GOAL
In full and without alteration, give the listing again.

EXCERPTED RECORDS
══════

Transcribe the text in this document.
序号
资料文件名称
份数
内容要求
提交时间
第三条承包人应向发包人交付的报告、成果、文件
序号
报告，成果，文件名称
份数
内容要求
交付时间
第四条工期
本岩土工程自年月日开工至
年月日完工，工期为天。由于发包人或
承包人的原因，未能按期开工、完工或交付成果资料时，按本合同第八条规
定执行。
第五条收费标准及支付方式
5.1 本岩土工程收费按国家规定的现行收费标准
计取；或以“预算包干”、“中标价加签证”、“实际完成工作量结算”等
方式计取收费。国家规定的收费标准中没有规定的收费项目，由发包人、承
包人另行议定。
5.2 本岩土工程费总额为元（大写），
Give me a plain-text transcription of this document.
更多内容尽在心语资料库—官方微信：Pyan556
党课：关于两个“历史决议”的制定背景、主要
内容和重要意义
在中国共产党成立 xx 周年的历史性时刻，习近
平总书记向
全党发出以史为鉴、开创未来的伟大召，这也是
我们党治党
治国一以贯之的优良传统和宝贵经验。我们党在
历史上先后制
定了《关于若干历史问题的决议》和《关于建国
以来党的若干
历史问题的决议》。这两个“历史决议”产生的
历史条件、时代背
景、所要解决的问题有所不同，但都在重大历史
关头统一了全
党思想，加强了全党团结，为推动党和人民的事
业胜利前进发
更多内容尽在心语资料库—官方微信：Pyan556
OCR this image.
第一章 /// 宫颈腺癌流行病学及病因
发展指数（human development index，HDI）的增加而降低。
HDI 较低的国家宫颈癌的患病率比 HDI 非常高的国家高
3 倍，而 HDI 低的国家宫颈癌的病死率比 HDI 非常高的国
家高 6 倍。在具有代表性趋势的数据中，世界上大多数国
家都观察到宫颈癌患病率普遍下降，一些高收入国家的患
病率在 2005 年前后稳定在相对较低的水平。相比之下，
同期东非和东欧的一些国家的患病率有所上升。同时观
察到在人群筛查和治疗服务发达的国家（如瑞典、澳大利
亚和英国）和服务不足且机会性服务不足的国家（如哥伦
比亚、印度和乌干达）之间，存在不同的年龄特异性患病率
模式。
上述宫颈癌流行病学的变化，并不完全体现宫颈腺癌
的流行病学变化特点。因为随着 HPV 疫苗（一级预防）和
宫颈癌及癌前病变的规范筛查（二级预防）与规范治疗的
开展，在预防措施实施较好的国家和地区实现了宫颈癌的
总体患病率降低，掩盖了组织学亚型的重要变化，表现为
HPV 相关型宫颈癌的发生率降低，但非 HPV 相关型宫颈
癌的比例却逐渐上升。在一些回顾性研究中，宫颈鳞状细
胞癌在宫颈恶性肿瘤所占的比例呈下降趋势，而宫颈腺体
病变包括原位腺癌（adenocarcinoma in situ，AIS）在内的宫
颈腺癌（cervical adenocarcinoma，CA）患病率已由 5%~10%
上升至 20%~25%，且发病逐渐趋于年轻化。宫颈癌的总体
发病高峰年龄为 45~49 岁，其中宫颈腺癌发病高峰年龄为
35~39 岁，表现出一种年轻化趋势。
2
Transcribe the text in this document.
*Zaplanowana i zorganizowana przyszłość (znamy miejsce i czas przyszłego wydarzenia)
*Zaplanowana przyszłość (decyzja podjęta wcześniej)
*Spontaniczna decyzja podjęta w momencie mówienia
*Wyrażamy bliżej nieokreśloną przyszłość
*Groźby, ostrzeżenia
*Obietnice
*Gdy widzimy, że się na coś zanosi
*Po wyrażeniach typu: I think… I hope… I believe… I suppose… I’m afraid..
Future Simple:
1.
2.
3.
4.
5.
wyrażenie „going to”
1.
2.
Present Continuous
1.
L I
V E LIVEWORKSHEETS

══════

SOLUTION FOR THIS TASK
Transcribe the text in this document.
序号
资料文件名称
份数
内容要求
提交时间
第三条承包人应向发包人交付的报告、成果、文件
序号
报告，成果，文件名称
份数
内容要求
交付时间
第四条工期
本岩土工程自年月日开工至
年月日完工，工期为天。由于发包人或
承包人的原因，未能按期开工、完工或交付成果资料时，按本合同第八条规
定执行。
第五条收费标准及支付方式
5.1 本岩土工程收费按国家规定的现行收费标准
计取；或以“预算包干”、“中标价加签证”、“实际完成工作量结算”等
方式计取收费。国家规定的收费标准中没有规定的收费项目，由发包人、承
包人另行议定。
5.2 本岩土工程费总额为元（大写），
Give me a plain-text transcription of this document.
更多内容尽在心语资料库—官方微信：Pyan556
党课：关于两个“历史决议”的制定背景、主要
内容和重要意义
在中国共产党成立 xx 周年的历史性时刻，习近
平总书记向
全党发出以史为鉴、开创未来的伟大召，这也是
我们党治党
治国一以贯之的优良传统和宝贵经验。我们党在
历史上先后制
定了《关于若干历史问题的决议》和《关于建国
以来党的若干
历史问题的决议》。这两个“历史决议”产生的
历史条件、时代背
景、所要解决的问题有所不同，但都在重大历史
关头统一了全
党思想，加强了全党团结，为推动党和人民的事
业胜利前进发
更多内容尽在心语资料库—官方微信：Pyan556
OCR this image.
第一章 /// 宫颈腺癌流行病学及病因
发展指数（human development index，HDI）的增加而降低。
HDI 较低的国家宫颈癌的患病率比 HDI 非常高的国家高
3 倍，而 HDI 低的国家宫颈癌的病死率比 HDI 非常高的国
家高 6 倍。在具有代表性趋势的数据中，世界上大多数国
家都观察到宫颈癌患病率普遍下降，一些高收入国家的患
病率在 2005 年前后稳定在相对较低的水平。相比之下，
同期东非和东欧的一些国家的患病率有所上升。同时观
察到在人群筛查和治疗服务发达的国家（如瑞典、澳大利
亚和英国）和服务不足且机会性服务不足的国家（如哥伦
比亚、印度和乌干达）之间，存在不同的年龄特异性患病率
模式。
上述宫颈癌流行病学的变化，并不完全体现宫颈腺癌
的流行病学变化特点。因为随着 HPV 疫苗（一级预防）和
宫颈癌及癌前病变的规范筛查（二级预防）与规范治疗的
开展，在预防措施实施较好的国家和地区实现了宫颈癌的
总体患病率降低，掩盖了组织学亚型的重要变化，表现为
HPV 相关型宫颈癌的发生率降低，但非 HPV 相关型宫颈
癌的比例却逐渐上升。在一些回顾性研究中，宫颈鳞状细
胞癌在宫颈恶性肿瘤所占的比例呈下降趋势，而宫颈腺体
病变包括原位腺癌（adenocarcinoma in situ，AIS）在内的宫
颈腺癌（cervical adenocarcinoma，CA）患病率已由 5%~10%
上升至 20%~25%，且发病逐渐趋于年轻化。宫颈癌的总体
发病高峰年龄为 45~49 岁，其中宫颈腺癌发病高峰年龄为
35~39 岁，表现出一种年轻化趋势。
2
Transcribe the text in this document.
*Zaplanowana i zorganizowana przyszłość (znamy miejsce i czas przyszłego wydarzenia)
*Zaplanowana przyszłość (decyzja podjęta wcześniej)
*Spontaniczna decyzja podjęta w momencie mówienia
*Wyrażamy bliżej nieokreśloną przyszłość
*Groźby, ostrzeżenia
*Obietnice
*Gdy widzimy, że się na coś zanosi
*Po wyrażeniach typu: I think… I hope… I believe… I suppose… I’m afraid..
Future Simple:
1.
2.
3.
4.
5.
wyrażenie „going to”
1.
2.
Present Continuous
1.
L I
V E LIVEWORKSHEETS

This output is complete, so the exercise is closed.